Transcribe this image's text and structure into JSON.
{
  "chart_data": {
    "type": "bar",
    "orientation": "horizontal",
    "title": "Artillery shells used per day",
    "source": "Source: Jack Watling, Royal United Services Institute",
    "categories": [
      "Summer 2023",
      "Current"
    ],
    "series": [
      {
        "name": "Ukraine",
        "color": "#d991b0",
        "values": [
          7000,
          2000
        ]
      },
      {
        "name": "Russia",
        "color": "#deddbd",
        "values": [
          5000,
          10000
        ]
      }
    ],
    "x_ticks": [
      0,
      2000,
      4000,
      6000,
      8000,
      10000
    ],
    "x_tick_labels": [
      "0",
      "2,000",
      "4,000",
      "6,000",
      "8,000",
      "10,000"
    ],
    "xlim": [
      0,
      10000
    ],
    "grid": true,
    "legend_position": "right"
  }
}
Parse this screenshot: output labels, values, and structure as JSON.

────────

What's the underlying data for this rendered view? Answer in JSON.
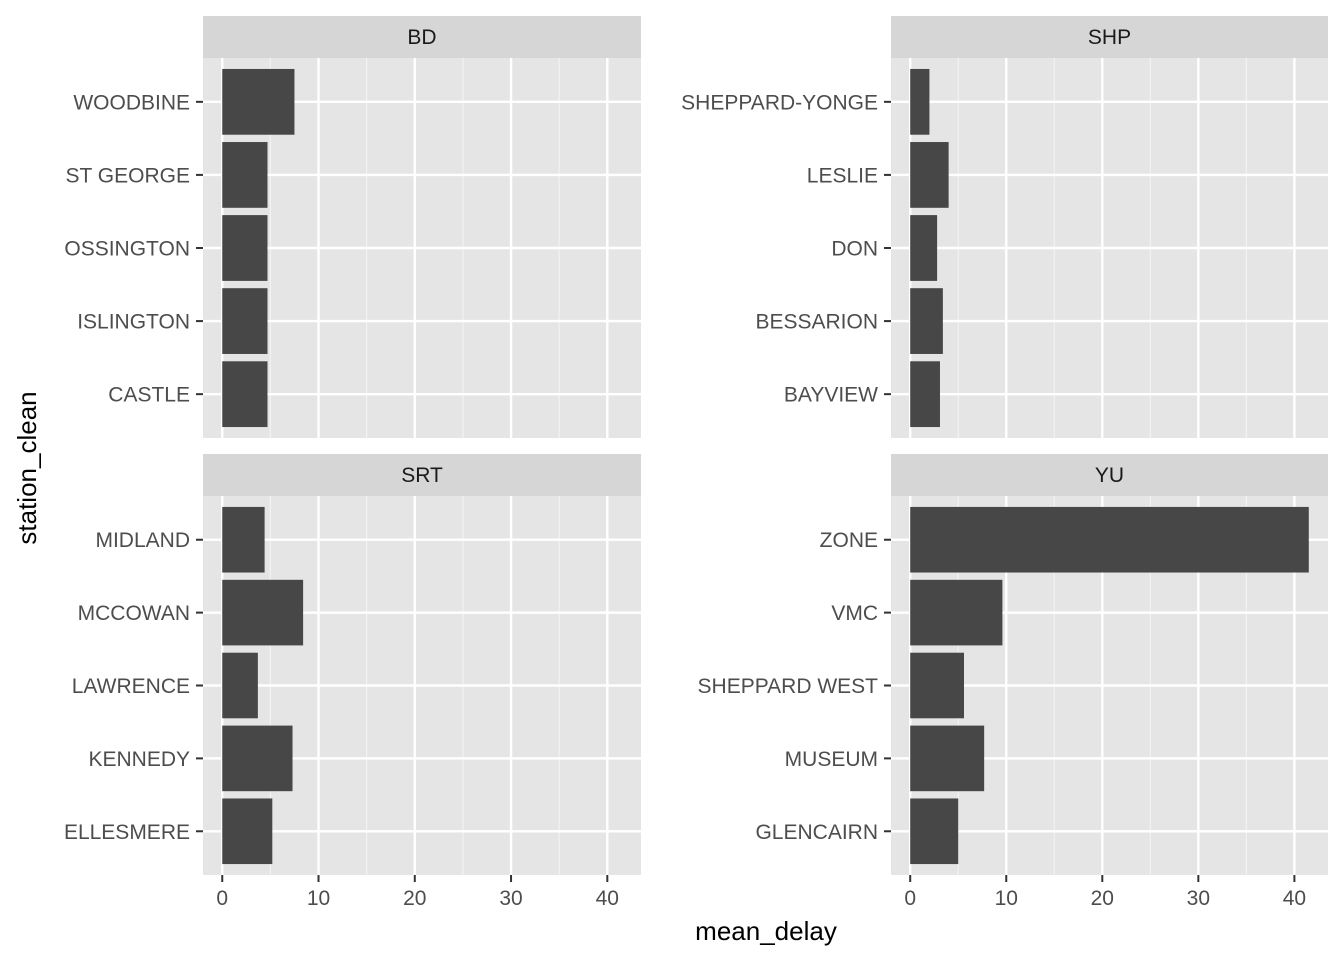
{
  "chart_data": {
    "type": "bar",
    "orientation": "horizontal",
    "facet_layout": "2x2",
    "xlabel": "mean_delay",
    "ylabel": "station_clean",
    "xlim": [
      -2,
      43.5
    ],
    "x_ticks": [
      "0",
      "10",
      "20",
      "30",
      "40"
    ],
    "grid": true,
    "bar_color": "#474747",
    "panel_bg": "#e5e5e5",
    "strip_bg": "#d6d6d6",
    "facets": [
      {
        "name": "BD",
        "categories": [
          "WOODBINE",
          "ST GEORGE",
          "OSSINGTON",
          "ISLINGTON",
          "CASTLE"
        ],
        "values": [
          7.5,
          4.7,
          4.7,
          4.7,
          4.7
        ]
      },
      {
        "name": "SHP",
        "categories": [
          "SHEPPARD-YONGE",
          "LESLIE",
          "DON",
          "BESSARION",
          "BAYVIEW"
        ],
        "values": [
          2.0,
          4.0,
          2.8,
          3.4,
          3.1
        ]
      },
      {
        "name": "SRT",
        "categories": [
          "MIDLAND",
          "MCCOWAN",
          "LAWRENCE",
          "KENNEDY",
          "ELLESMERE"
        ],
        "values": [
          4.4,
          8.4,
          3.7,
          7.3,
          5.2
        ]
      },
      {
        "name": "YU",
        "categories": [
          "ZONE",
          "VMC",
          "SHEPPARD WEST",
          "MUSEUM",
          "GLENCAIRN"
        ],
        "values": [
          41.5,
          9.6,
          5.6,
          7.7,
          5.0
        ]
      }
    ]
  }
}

────────

- **WRITTEN REQUEST**
With the first line being the one containing "Transcribe this image's" and the last line the one containing "Parse this screenshot: output", transcribe exactly the lines above that fall in that range.

- **RESULT**
Transcribe this image's text and structure into JSON.
{
  "chart_data": {
    "type": "bar",
    "orientation": "horizontal",
    "title": "Artillery shells used per day",
    "source": "Source: Jack Watling, Royal United Services Institute",
    "categories": [
      "Summer 2023",
      "Current"
    ],
    "series": [
      {
        "name": "Ukraine",
        "color": "#d991b0",
        "values": [
          7000,
          2000
        ]
      },
      {
        "name": "Russia",
        "color": "#deddbd",
        "values": [
          5000,
          10000
        ]
      }
    ],
    "x_ticks": [
      0,
      2000,
      4000,
      6000,
      8000,
      10000
    ],
    "x_tick_labels": [
      "0",
      "2,000",
      "4,000",
      "6,000",
      "8,000",
      "10,000"
    ],
    "xlim": [
      0,
      10000
    ],
    "grid": true,
    "legend_position": "right"
  }
}
Parse this screenshot: output labels, values, and structure as JSON.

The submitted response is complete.